■ TO DO ■
Restate the full set of records exactly, without adding or dropping a word.

■ INPUT ROWS ■
* BEGIN *
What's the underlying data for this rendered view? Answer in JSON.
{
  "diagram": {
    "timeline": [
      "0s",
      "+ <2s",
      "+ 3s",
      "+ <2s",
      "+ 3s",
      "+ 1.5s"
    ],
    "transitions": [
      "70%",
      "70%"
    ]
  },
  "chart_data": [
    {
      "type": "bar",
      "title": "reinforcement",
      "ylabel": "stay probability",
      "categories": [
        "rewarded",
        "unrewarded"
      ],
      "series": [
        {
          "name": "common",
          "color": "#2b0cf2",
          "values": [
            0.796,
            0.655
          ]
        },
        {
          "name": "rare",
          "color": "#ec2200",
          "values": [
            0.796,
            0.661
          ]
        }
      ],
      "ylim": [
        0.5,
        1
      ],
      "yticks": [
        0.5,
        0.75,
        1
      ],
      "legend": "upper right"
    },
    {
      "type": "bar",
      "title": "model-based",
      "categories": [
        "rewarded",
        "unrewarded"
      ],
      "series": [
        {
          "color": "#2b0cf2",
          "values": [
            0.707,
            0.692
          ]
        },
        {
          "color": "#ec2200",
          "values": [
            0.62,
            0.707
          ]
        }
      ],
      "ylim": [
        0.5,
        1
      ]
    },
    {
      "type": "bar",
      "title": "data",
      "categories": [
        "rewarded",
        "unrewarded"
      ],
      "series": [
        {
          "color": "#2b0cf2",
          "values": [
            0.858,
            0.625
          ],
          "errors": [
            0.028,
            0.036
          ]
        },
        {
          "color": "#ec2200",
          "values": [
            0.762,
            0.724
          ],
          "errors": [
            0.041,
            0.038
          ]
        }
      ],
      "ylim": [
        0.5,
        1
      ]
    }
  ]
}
* END *
■ RESULT OF THE EXERCISE ■
What's the underlying data for this rendered view? Answer in JSON.
{
  "diagram": {
    "timeline": [
      "0s",
      "+ <2s",
      "+ 3s",
      "+ <2s",
      "+ 3s",
      "+ 1.5s"
    ],
    "transitions": [
      "70%",
      "70%"
    ]
  },
  "chart_data": [
    {
      "type": "bar",
      "title": "reinforcement",
      "ylabel": "stay probability",
      "categories": [
        "rewarded",
        "unrewarded"
      ],
      "series": [
        {
          "name": "common",
          "color": "#2b0cf2",
          "values": [
            0.796,
            0.655
          ]
        },
        {
          "name": "rare",
          "color": "#ec2200",
          "values": [
            0.796,
            0.661
          ]
        }
      ],
      "ylim": [
        0.5,
        1
      ],
      "yticks": [
        0.5,
        0.75,
        1
      ],
      "legend": "upper right"
    },
    {
      "type": "bar",
      "title": "model-based",
      "categories": [
        "rewarded",
        "unrewarded"
      ],
      "series": [
        {
          "color": "#2b0cf2",
          "values": [
            0.707,
            0.692
          ]
        },
        {
          "color": "#ec2200",
          "values": [
            0.62,
            0.707
          ]
        }
      ],
      "ylim": [
        0.5,
        1
      ]
    },
    {
      "type": "bar",
      "title": "data",
      "categories": [
        "rewarded",
        "unrewarded"
      ],
      "series": [
        {
          "color": "#2b0cf2",
          "values": [
            0.858,
            0.625
          ],
          "errors": [
            0.028,
            0.036
          ]
        },
        {
          "color": "#ec2200",
          "values": [
            0.762,
            0.724
          ],
          "errors": [
            0.041,
            0.038
          ]
        }
      ],
      "ylim": [
        0.5,
        1
      ]
    }
  ]
}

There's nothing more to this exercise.